> Work instructions
Return the listing below word for word.

[Data entries]
— start —

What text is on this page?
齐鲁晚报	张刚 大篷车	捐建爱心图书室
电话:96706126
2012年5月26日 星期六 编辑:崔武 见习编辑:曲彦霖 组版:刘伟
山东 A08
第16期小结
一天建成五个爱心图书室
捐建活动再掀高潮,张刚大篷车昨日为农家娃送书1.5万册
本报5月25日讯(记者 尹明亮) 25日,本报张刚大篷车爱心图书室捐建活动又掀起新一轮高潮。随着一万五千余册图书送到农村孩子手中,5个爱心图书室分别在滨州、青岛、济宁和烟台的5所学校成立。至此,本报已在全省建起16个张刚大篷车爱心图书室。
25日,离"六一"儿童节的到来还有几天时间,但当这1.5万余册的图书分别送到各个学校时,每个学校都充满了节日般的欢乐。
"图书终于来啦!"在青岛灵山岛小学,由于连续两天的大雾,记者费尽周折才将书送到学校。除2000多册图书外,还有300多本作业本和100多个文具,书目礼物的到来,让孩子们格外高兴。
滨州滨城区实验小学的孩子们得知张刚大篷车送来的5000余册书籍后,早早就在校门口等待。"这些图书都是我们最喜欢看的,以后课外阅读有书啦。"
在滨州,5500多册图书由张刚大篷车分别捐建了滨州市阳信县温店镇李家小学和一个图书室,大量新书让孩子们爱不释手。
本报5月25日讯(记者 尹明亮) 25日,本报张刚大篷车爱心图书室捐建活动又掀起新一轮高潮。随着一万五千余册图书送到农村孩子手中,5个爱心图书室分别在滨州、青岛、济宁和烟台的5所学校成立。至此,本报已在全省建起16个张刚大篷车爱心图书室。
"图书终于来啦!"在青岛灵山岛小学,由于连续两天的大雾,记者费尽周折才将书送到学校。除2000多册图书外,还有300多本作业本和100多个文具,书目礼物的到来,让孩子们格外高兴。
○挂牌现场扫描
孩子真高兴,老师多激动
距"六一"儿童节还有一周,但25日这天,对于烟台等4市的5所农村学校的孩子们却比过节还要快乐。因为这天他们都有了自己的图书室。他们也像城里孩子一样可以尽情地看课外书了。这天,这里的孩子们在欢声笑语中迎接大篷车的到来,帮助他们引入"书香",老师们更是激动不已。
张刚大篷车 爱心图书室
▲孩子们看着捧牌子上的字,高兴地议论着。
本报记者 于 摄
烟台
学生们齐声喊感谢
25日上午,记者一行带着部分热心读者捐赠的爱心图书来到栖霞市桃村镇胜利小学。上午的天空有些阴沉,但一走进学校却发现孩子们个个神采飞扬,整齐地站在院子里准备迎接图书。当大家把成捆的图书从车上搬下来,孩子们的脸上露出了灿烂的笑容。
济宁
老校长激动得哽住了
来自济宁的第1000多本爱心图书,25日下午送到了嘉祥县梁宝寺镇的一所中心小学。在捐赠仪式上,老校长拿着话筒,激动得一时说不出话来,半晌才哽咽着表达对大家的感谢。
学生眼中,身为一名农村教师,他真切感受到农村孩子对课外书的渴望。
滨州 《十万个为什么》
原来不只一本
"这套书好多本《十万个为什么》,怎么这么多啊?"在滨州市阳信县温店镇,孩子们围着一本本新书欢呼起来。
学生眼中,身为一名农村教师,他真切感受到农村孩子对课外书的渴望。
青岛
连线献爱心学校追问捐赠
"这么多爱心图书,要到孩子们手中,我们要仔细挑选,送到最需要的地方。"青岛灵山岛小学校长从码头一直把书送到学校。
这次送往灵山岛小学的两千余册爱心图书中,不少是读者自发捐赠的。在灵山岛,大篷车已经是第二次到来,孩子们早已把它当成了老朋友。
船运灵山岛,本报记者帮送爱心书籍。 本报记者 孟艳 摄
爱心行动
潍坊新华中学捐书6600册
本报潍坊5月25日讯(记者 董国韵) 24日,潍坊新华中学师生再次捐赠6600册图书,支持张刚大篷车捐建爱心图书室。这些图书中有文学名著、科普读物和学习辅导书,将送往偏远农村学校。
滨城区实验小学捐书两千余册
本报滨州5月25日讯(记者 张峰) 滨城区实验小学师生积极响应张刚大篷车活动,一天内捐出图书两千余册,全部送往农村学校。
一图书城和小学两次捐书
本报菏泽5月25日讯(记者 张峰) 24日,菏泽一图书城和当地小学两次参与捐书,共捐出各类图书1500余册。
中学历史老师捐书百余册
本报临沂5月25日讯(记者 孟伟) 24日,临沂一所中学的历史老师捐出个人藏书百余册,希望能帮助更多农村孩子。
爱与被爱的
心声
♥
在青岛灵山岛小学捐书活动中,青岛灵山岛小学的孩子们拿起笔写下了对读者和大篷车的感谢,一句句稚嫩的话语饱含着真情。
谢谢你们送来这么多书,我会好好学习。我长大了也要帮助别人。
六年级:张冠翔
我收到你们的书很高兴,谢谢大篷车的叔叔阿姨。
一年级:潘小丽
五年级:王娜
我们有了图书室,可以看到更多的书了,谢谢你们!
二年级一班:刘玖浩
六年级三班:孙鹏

— end —

> Correct result
What text is on this page?
齐鲁晚报	张刚 大篷车	捐建爱心图书室
电话:96706126
2012年5月26日 星期六 编辑:崔武 见习编辑:曲彦霖 组版:刘伟
山东 A08
第16期小结
一天建成五个爱心图书室
捐建活动再掀高潮,张刚大篷车昨日为农家娃送书1.5万册
本报5月25日讯(记者 尹明亮) 25日,本报张刚大篷车爱心图书室捐建活动又掀起新一轮高潮。随着一万五千余册图书送到农村孩子手中,5个爱心图书室分别在滨州、青岛、济宁和烟台的5所学校成立。至此,本报已在全省建起16个张刚大篷车爱心图书室。
25日,离"六一"儿童节的到来还有几天时间,但当这1.5万余册的图书分别送到各个学校时,每个学校都充满了节日般的欢乐。
"图书终于来啦!"在青岛灵山岛小学,由于连续两天的大雾,记者费尽周折才将书送到学校。除2000多册图书外,还有300多本作业本和100多个文具,书目礼物的到来,让孩子们格外高兴。
滨州滨城区实验小学的孩子们得知张刚大篷车送来的5000余册书籍后,早早就在校门口等待。"这些图书都是我们最喜欢看的,以后课外阅读有书啦。"
在滨州,5500多册图书由张刚大篷车分别捐建了滨州市阳信县温店镇李家小学和一个图书室,大量新书让孩子们爱不释手。
本报5月25日讯(记者 尹明亮) 25日,本报张刚大篷车爱心图书室捐建活动又掀起新一轮高潮。随着一万五千余册图书送到农村孩子手中,5个爱心图书室分别在滨州、青岛、济宁和烟台的5所学校成立。至此,本报已在全省建起16个张刚大篷车爱心图书室。
"图书终于来啦!"在青岛灵山岛小学,由于连续两天的大雾,记者费尽周折才将书送到学校。除2000多册图书外,还有300多本作业本和100多个文具,书目礼物的到来,让孩子们格外高兴。
○挂牌现场扫描
孩子真高兴,老师多激动
距"六一"儿童节还有一周,但25日这天,对于烟台等4市的5所农村学校的孩子们却比过节还要快乐。因为这天他们都有了自己的图书室。他们也像城里孩子一样可以尽情地看课外书了。这天,这里的孩子们在欢声笑语中迎接大篷车的到来,帮助他们引入"书香",老师们更是激动不已。
张刚大篷车 爱心图书室
▲孩子们看着捧牌子上的字,高兴地议论着。
本报记者 于 摄
烟台
学生们齐声喊感谢
25日上午,记者一行带着部分热心读者捐赠的爱心图书来到栖霞市桃村镇胜利小学。上午的天空有些阴沉,但一走进学校却发现孩子们个个神采飞扬,整齐地站在院子里准备迎接图书。当大家把成捆的图书从车上搬下来,孩子们的脸上露出了灿烂的笑容。
济宁
老校长激动得哽住了
来自济宁的第1000多本爱心图书,25日下午送到了嘉祥县梁宝寺镇的一所中心小学。在捐赠仪式上,老校长拿着话筒,激动得一时说不出话来,半晌才哽咽着表达对大家的感谢。
学生眼中,身为一名农村教师,他真切感受到农村孩子对课外书的渴望。
滨州 《十万个为什么》
原来不只一本
"这套书好多本《十万个为什么》,怎么这么多啊?"在滨州市阳信县温店镇,孩子们围着一本本新书欢呼起来。
学生眼中,身为一名农村教师,他真切感受到农村孩子对课外书的渴望。
青岛
连线献爱心学校追问捐赠
"这么多爱心图书,要到孩子们手中,我们要仔细挑选,送到最需要的地方。"青岛灵山岛小学校长从码头一直把书送到学校。
这次送往灵山岛小学的两千余册爱心图书中,不少是读者自发捐赠的。在灵山岛,大篷车已经是第二次到来,孩子们早已把它当成了老朋友。
船运灵山岛,本报记者帮送爱心书籍。 本报记者 孟艳 摄
爱心行动
潍坊新华中学捐书6600册
本报潍坊5月25日讯(记者 董国韵) 24日,潍坊新华中学师生再次捐赠6600册图书,支持张刚大篷车捐建爱心图书室。这些图书中有文学名著、科普读物和学习辅导书,将送往偏远农村学校。
滨城区实验小学捐书两千余册
本报滨州5月25日讯(记者 张峰) 滨城区实验小学师生积极响应张刚大篷车活动,一天内捐出图书两千余册,全部送往农村学校。
一图书城和小学两次捐书
本报菏泽5月25日讯(记者 张峰) 24日,菏泽一图书城和当地小学两次参与捐书,共捐出各类图书1500余册。
中学历史老师捐书百余册
本报临沂5月25日讯(记者 孟伟) 24日,临沂一所中学的历史老师捐出个人藏书百余册,希望能帮助更多农村孩子。
爱与被爱的
心声
♥
在青岛灵山岛小学捐书活动中,青岛灵山岛小学的孩子们拿起笔写下了对读者和大篷车的感谢,一句句稚嫩的话语饱含着真情。
谢谢你们送来这么多书,我会好好学习。我长大了也要帮助别人。
六年级:张冠翔
我收到你们的书很高兴,谢谢大篷车的叔叔阿姨。
一年级:潘小丽
五年级:王娜
我们有了图书室,可以看到更多的书了,谢谢你们!
二年级一班:刘玖浩
六年级三班:孙鹏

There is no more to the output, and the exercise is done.